--- BEGIN SELECTED PASSAGE ---
Tuesday, September 9, 2008

Good Management or Bad Management? EMC's Firing of VMware's CEO

Ashlee Vance has a great story in this morning's NY Times, dealing with Joe Tucci's firing of Diane Greene, the CEO of the virtualization pioneer VMware (publicly-traded, but majority-owned by EMC.)

Here's the opening:

    In the summer of 2007, Diane Greene was lauded as a business hero for leading VMware, a maker of business software, to the hottest stock debut since Google. But in the ensuing year, despite her popularity with employees and on Wall Street, her relationship with her directors, and especially VMware’s chairman, Joseph M. Tucci, grew increasingly chilly.

    On July 7, she found out just how cold it had become. After Ms. Greene made a special presentation to VMware’s board, Mr. Tucci, who heads VMware’s parent company, EMC, pulled her aside, according to people familiar with the events, who asked for anonymity because they were not authorized to discuss internal company decisions.

    Inviting Mendel Rosenblum, Ms. Greene’s husband and the co-founder of VMware, into the room, Mr. Tucci told Ms. Greene she was fired, effective immediately. And he said the board wanted Mr. Rosenblum, VMware’s chief scientist, to take her seat on the board. Mr. Rosenblum declined the offer.

    When Ms. Greene’s firing was announced to investors the next morning, VMware’s shares plunged 24 percent, and the high-flying company was thrown into a tailspin from which it has yet to recover.
--- END SELECTED PASSAGE ---
## WHAT THIS EXERCISE ASKS
A) In the post about EMC's firing of VMware's CEO, on what date did Diane Greene learn she was fired?
B) Render this sentence from the post about EMC's firing of VMware's CEO into Spanish: "When Ms. Greene’s firing was announced to investors the next morning, VMware’s shares plunged 24 percent, and the high-flying company was thrown into a tailspin from which it has yet to recover."
C) Resume the post about EMC's firing of VMware's CEO from the point where it stops.
--- BEGIN INFORMATION PROVIDED ---
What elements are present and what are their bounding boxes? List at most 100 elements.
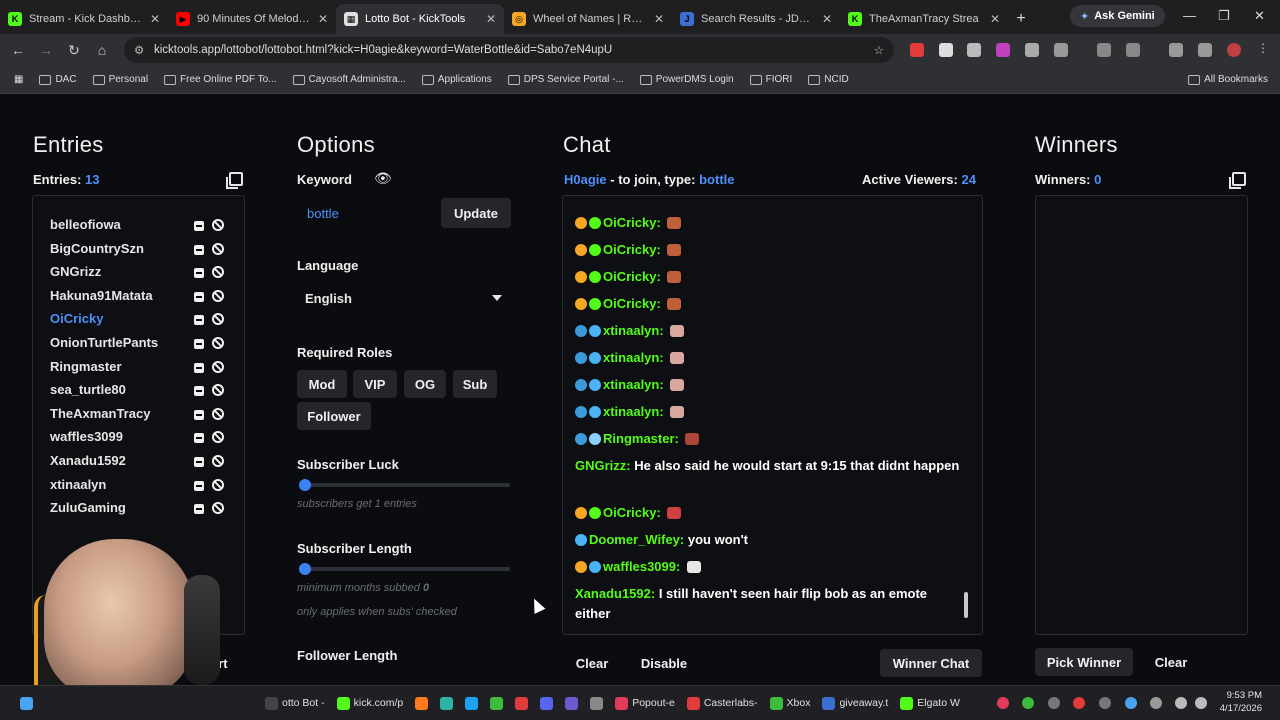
--- END INFORMATION PROVIDED ---
## SET OF ANSWERS
A) July 7

B) Cuando el despido de la Sra. Greene se anunció a los inversores a la mañana siguiente, las acciones de VMware se desplomaron un 24 por ciento, y la empresa, que volaba alto, entró en una caída en picada de la que aún no se ha recuperado.

C)
Check out this press release noting that VMware (before Greene's firing) had been named one of the Top 100 IT companies of 2008. EMC was also on the list, but much lower than VMware.

You could view this situation in one of three ways: either Greene was better-suited to leading an independent, fast-growth tech company, and wasn't working well with her corporate overlords...or EMC is not great at managing entrepreneurial folks who may sometimes have strategic disagreements (or personality clashes) with top leadership...or a little bit of both.

Either way, EMC (and Paul Maritz, the EMC exec who took over Greene's post) has a lot to do to prove that Greene's firing isn't a major setback for VMware. VMware's stock has been sagging since the firing, and its chief scientist, Mendel Rosenblum (yes, Greene's hubby), just quit to go back to academia. The head of product also left recently, too.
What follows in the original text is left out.